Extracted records
____
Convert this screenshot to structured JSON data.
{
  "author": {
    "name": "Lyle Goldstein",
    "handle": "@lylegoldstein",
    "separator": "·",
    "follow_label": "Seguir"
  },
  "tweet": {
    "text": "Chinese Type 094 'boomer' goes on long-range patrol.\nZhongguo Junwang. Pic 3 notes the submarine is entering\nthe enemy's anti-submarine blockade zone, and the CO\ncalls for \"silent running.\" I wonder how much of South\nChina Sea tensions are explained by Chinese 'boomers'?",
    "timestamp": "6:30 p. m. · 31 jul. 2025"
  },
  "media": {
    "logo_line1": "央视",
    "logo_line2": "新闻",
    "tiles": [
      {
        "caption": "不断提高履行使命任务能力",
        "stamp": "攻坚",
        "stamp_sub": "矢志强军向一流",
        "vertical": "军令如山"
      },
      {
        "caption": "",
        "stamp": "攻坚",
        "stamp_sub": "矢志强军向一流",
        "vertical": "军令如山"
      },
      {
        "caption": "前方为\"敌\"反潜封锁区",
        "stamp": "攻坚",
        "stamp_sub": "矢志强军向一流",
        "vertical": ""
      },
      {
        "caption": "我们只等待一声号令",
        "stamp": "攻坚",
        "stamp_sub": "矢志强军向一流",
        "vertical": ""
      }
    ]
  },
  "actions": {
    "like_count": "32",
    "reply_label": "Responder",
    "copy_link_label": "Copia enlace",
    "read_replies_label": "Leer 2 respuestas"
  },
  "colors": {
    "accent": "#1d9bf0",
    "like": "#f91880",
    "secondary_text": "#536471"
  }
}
____
# Given instruction
Return all of the entries word for word.

# Solution for this exercise
Convert this screenshot to structured JSON data.
{
  "author": {
    "name": "Lyle Goldstein",
    "handle": "@lylegoldstein",
    "separator": "·",
    "follow_label": "Seguir"
  },
  "tweet": {
    "text": "Chinese Type 094 'boomer' goes on long-range patrol.\nZhongguo Junwang. Pic 3 notes the submarine is entering\nthe enemy's anti-submarine blockade zone, and the CO\ncalls for \"silent running.\" I wonder how much of South\nChina Sea tensions are explained by Chinese 'boomers'?",
    "timestamp": "6:30 p. m. · 31 jul. 2025"
  },
  "media": {
    "logo_line1": "央视",
    "logo_line2": "新闻",
    "tiles": [
      {
        "caption": "不断提高履行使命任务能力",
        "stamp": "攻坚",
        "stamp_sub": "矢志强军向一流",
        "vertical": "军令如山"
      },
      {
        "caption": "",
        "stamp": "攻坚",
        "stamp_sub": "矢志强军向一流",
        "vertical": "军令如山"
      },
      {
        "caption": "前方为\"敌\"反潜封锁区",
        "stamp": "攻坚",
        "stamp_sub": "矢志强军向一流",
        "vertical": ""
      },
      {
        "caption": "我们只等待一声号令",
        "stamp": "攻坚",
        "stamp_sub": "矢志强军向一流",
        "vertical": ""
      }
    ]
  },
  "actions": {
    "like_count": "32",
    "reply_label": "Responder",
    "copy_link_label": "Copia enlace",
    "read_replies_label": "Leer 2 respuestas"
  },
  "colors": {
    "accent": "#1d9bf0",
    "like": "#f91880",
    "secondary_text": "#536471"
  }
}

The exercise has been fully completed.